What to do:
Each entry must appear again exactly as it does in the source.

☆ ☆ ☆ ☆ ☆

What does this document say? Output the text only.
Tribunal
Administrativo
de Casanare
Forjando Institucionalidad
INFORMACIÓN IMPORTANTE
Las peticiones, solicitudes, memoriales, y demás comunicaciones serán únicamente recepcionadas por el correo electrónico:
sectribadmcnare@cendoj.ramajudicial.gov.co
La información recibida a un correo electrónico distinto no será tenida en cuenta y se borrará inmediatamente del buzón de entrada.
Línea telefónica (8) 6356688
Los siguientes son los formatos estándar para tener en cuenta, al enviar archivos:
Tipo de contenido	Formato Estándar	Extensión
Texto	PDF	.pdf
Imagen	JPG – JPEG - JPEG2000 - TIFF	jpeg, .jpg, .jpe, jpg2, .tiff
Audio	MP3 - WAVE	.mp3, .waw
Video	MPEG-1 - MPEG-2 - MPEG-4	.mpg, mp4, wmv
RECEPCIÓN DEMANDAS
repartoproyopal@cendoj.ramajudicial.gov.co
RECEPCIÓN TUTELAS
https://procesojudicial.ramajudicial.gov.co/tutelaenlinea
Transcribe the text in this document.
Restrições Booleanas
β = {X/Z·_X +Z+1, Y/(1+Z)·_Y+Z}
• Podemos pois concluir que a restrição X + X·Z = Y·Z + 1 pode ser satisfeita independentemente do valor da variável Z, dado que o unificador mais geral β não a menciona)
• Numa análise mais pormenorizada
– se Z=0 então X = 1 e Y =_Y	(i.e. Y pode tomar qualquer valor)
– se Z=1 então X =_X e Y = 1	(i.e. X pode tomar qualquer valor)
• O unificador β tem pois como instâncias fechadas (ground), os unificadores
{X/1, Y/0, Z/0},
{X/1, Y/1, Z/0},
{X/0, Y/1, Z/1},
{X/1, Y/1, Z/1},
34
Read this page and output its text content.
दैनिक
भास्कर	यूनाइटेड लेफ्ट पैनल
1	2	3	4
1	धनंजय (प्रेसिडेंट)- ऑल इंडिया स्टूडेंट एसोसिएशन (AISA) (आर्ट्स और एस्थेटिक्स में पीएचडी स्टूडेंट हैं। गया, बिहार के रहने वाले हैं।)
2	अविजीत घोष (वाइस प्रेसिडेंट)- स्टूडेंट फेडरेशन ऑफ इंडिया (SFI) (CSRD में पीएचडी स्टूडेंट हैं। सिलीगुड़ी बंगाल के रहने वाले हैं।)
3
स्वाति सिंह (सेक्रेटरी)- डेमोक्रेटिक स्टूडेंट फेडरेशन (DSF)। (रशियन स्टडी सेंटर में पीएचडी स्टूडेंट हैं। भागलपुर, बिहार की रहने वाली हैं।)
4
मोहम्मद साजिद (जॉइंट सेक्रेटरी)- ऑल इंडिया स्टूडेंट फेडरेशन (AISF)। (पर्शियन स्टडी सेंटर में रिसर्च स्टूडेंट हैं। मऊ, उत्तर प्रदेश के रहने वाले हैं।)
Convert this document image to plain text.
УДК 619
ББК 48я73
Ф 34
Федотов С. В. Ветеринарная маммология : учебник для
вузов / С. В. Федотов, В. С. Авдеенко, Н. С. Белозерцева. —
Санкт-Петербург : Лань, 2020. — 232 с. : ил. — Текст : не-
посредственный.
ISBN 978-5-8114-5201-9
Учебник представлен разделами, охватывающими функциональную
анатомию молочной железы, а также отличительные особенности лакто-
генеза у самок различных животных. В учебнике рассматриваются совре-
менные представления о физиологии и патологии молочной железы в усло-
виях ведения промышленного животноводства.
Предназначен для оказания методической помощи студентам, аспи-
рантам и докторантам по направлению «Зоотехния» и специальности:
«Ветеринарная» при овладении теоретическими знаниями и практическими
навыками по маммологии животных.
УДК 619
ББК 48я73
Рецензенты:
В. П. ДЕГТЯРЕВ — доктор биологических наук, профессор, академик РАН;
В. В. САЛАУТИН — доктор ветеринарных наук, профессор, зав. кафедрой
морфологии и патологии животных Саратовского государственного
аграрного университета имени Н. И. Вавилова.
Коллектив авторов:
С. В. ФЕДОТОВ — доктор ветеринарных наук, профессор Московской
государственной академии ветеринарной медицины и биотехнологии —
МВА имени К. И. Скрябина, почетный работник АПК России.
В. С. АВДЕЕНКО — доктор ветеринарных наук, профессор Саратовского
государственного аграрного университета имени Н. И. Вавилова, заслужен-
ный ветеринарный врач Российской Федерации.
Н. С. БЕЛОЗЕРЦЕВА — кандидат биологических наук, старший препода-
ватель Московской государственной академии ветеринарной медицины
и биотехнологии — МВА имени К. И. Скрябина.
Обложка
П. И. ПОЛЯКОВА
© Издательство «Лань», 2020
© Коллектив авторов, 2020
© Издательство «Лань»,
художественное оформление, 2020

☆ ☆ ☆ ☆ ☆

Answer:
What does this document say? Output the text only.
Tribunal
Administrativo
de Casanare
Forjando Institucionalidad
INFORMACIÓN IMPORTANTE
Las peticiones, solicitudes, memoriales, y demás comunicaciones serán únicamente recepcionadas por el correo electrónico:
sectribadmcnare@cendoj.ramajudicial.gov.co
La información recibida a un correo electrónico distinto no será tenida en cuenta y se borrará inmediatamente del buzón de entrada.
Línea telefónica (8) 6356688
Los siguientes son los formatos estándar para tener en cuenta, al enviar archivos:
Tipo de contenido	Formato Estándar	Extensión
Texto	PDF	.pdf
Imagen	JPG – JPEG - JPEG2000 - TIFF	jpeg, .jpg, .jpe, jpg2, .tiff
Audio	MP3 - WAVE	.mp3, .waw
Video	MPEG-1 - MPEG-2 - MPEG-4	.mpg, mp4, wmv
RECEPCIÓN DEMANDAS
repartoproyopal@cendoj.ramajudicial.gov.co
RECEPCIÓN TUTELAS
https://procesojudicial.ramajudicial.gov.co/tutelaenlinea
Transcribe the text in this document.
Restrições Booleanas
β = {X/Z·_X +Z+1, Y/(1+Z)·_Y+Z}
• Podemos pois concluir que a restrição X + X·Z = Y·Z + 1 pode ser satisfeita independentemente do valor da variável Z, dado que o unificador mais geral β não a menciona)
• Numa análise mais pormenorizada
– se Z=0 então X = 1 e Y =_Y	(i.e. Y pode tomar qualquer valor)
– se Z=1 então X =_X e Y = 1	(i.e. X pode tomar qualquer valor)
• O unificador β tem pois como instâncias fechadas (ground), os unificadores
{X/1, Y/0, Z/0},
{X/1, Y/1, Z/0},
{X/0, Y/1, Z/1},
{X/1, Y/1, Z/1},
34
Read this page and output its text content.
दैनिक
भास्कर	यूनाइटेड लेफ्ट पैनल
1	2	3	4
1	धनंजय (प्रेसिडेंट)- ऑल इंडिया स्टूडेंट एसोसिएशन (AISA) (आर्ट्स और एस्थेटिक्स में पीएचडी स्टूडेंट हैं। गया, बिहार के रहने वाले हैं।)
2	अविजीत घोष (वाइस प्रेसिडेंट)- स्टूडेंट फेडरेशन ऑफ इंडिया (SFI) (CSRD में पीएचडी स्टूडेंट हैं। सिलीगुड़ी बंगाल के रहने वाले हैं।)
3
स्वाति सिंह (सेक्रेटरी)- डेमोक्रेटिक स्टूडेंट फेडरेशन (DSF)। (रशियन स्टडी सेंटर में पीएचडी स्टूडेंट हैं। भागलपुर, बिहार की रहने वाली हैं।)
4
मोहम्मद साजिद (जॉइंट सेक्रेटरी)- ऑल इंडिया स्टूडेंट फेडरेशन (AISF)। (पर्शियन स्टडी सेंटर में रिसर्च स्टूडेंट हैं। मऊ, उत्तर प्रदेश के रहने वाले हैं।)
Convert this document image to plain text.
УДК 619
ББК 48я73
Ф 34
Федотов С. В. Ветеринарная маммология : учебник для
вузов / С. В. Федотов, В. С. Авдеенко, Н. С. Белозерцева. —
Санкт-Петербург : Лань, 2020. — 232 с. : ил. — Текст : не-
посредственный.
ISBN 978-5-8114-5201-9
Учебник представлен разделами, охватывающими функциональную
анатомию молочной железы, а также отличительные особенности лакто-
генеза у самок различных животных. В учебнике рассматриваются совре-
менные представления о физиологии и патологии молочной железы в усло-
виях ведения промышленного животноводства.
Предназначен для оказания методической помощи студентам, аспи-
рантам и докторантам по направлению «Зоотехния» и специальности:
«Ветеринарная» при овладении теоретическими знаниями и практическими
навыками по маммологии животных.
УДК 619
ББК 48я73
Рецензенты:
В. П. ДЕГТЯРЕВ — доктор биологических наук, профессор, академик РАН;
В. В. САЛАУТИН — доктор ветеринарных наук, профессор, зав. кафедрой
морфологии и патологии животных Саратовского государственного
аграрного университета имени Н. И. Вавилова.
Коллектив авторов:
С. В. ФЕДОТОВ — доктор ветеринарных наук, профессор Московской
государственной академии ветеринарной медицины и биотехнологии —
МВА имени К. И. Скрябина, почетный работник АПК России.
В. С. АВДЕЕНКО — доктор ветеринарных наук, профессор Саратовского
государственного аграрного университета имени Н. И. Вавилова, заслужен-
ный ветеринарный врач Российской Федерации.
Н. С. БЕЛОЗЕРЦЕВА — кандидат биологических наук, старший препода-
ватель Московской государственной академии ветеринарной медицины
и биотехнологии — МВА имени К. И. Скрябина.
Обложка
П. И. ПОЛЯКОВА
© Издательство «Лань», 2020
© Коллектив авторов, 2020
© Издательство «Лань»,
художественное оформление, 2020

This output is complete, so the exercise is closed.